May be my question is still not clearly ,
what I would like to count is the number of the currence of the first string in file.txt , the file.txt is as below.
aaa 111
bbb 222
therefore , I would like to count the number of the string "aaa" and "bbb" in *.log , the "111" and "222" will be shown on the report only.
in aaaa201401.log , there are two "aaa" , two "bbb" ;
in aaaa201402.log , there are four "aaa" , five "bbb
the desired report should be as bwlow.
=========|=========|=========|=========|
Month |Jan 2014 |Feb 2014 | Total |
=========|=========|=========|=========|
111 | 2 | 4 | 6 |
=========|=========|=========|=========|
222 | 2 | 5 | 7 |
=========|=========|=========|=========|
There is a bit should be modify , would you please help ? thanks
That output is what is produced by the code above, using your input files from post #1 .
=-=-=
Stated goal :: Continue the forum thread on counting strings across .log files, starting after its last sentence.

Information provided ::
=-=-=
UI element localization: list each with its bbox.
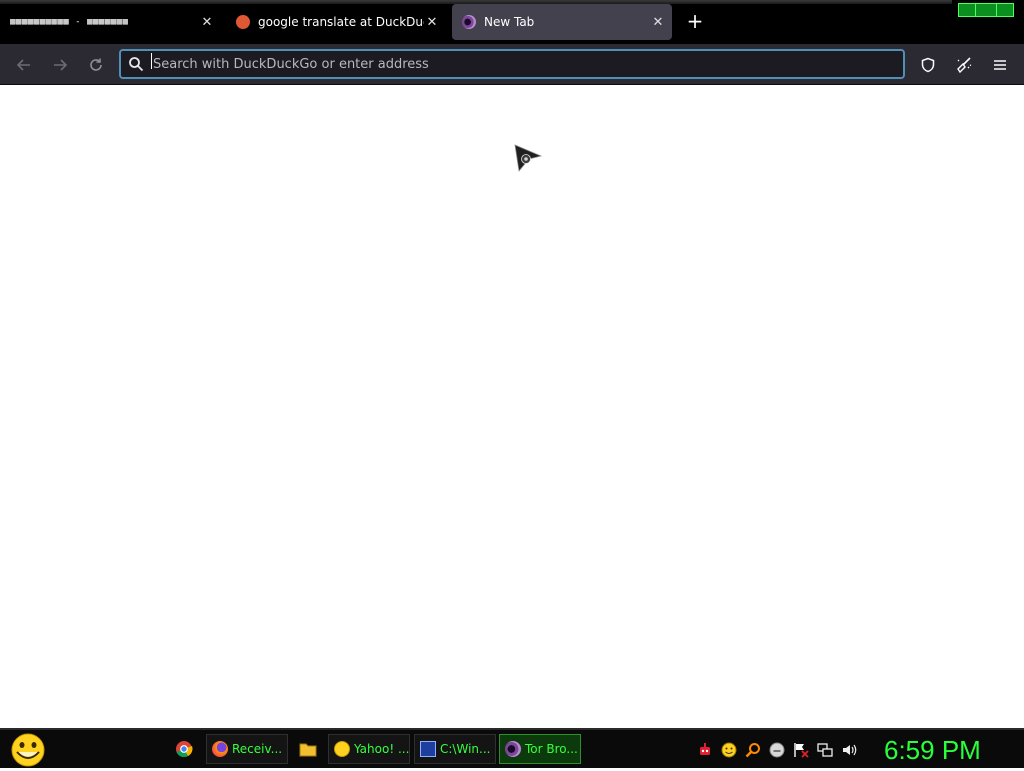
=-=-=
Result for this exercise ::
If this is wrong, please build new input files show the problem.
ust3
March 3, 2014, 4:37am
11
I have re-buile a new log files , it should be more clear .
What I hope to do is to check how many the string ( "aaa" and "bbb" ) are occurence in each file .
#vi file.txt
aaa this is description file 1
bbb this is description file 2
#vi aaaa201401.log
aaa dfasf ffd
aaa dfags gf
bbb xdfas gfs
bbb dfasf gfsd
bbb dfasgf
#vi aaaa201402.log
aaa fsdafhgh
aaa fdasf hgh
aaa fdasfas hgdh
aaa fsdafasf 45252
bbb fdsafa trt
bbb dfasfaf 543
bbb ghsghsgf gfs
bbb gfsg gsg
bbb gdsf gfsg
in aaaa201401.log , there are two "aaa" , three "bbb" ;
in aaaa201402.log , there are four "aaa" , five "bbb
the desired report should be as below.
===============================|=========|=========|=========|
Month |Jan 2014 |Feb 2014 | Total |
===============================|=========|=========|=========|
this is description file 1 | 2 | 4 | 6 |
===============================|=========|=========|=========|
this is description file 2 | 3 | 5 | 8 |
===============================|=========|=========|=========|
If you have groff on your system this might be an easier way to print the ascii table:
(
printf ".TS\nallbox;\nc c"
printf "%.0s c" *.log
printf "\nl r"
printf "%.0s r" *.log
printf ".\n Month"
for File in *.log;do
printf "\t%s" "$(date "+%b %Y" --date="${File:4:6}01")"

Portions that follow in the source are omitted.